TASK INSTRUCTIONS: Each line containing the word "procédé" must be collected.

RECORDED INFORMATION:
***
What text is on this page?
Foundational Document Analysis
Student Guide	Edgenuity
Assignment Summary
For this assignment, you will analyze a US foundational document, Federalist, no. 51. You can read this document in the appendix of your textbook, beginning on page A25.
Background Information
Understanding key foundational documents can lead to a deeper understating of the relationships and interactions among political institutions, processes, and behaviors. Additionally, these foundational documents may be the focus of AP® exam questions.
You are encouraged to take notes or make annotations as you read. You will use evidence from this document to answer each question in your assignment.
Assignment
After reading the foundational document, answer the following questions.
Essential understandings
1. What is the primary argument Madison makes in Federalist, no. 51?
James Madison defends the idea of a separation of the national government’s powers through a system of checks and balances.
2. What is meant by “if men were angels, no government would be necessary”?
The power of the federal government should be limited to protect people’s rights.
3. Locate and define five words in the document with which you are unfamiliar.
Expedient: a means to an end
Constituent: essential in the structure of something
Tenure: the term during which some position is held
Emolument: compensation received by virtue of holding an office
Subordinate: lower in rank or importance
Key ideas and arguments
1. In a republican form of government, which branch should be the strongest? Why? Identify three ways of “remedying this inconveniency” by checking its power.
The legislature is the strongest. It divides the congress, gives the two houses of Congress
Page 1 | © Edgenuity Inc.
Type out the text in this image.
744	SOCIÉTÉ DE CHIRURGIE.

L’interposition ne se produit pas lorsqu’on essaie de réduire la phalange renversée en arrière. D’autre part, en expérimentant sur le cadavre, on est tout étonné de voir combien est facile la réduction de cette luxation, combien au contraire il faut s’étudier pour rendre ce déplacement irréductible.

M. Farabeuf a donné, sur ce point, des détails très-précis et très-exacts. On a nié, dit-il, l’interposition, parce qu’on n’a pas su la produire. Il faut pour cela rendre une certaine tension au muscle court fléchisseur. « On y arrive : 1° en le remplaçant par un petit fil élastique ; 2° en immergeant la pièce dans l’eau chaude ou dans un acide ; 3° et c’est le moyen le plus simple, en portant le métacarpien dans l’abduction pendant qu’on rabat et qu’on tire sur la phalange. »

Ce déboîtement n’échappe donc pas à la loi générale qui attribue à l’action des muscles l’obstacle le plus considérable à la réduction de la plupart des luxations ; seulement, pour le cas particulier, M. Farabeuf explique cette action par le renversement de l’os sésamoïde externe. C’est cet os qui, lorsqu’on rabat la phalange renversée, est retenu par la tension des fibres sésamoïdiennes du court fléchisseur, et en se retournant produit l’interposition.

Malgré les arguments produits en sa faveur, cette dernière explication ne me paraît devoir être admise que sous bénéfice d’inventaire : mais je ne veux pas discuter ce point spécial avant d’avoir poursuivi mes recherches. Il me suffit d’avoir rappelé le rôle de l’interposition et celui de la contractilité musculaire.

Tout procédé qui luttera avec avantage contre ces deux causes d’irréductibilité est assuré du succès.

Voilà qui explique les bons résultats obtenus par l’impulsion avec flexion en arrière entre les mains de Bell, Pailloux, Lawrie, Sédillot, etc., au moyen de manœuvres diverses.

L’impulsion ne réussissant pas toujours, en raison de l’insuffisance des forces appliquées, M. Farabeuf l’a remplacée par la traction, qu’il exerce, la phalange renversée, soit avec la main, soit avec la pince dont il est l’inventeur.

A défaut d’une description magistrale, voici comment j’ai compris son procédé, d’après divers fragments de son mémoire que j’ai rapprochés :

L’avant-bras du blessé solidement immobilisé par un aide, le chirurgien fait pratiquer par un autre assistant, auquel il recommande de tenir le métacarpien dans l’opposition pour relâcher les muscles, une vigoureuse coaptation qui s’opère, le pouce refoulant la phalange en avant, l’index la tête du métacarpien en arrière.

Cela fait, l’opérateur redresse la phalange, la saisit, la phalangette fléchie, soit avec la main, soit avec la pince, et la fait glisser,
***
WRITTEN RESPONSE:
Tout procédé qui luttera avec avantage contre ces deux causes d’irréductibilité est assuré du succès.
A défaut d’une description magistrale, voici comment j’ai compris son procédé, d’après divers fragments de son mémoire que j’ai rapprochés :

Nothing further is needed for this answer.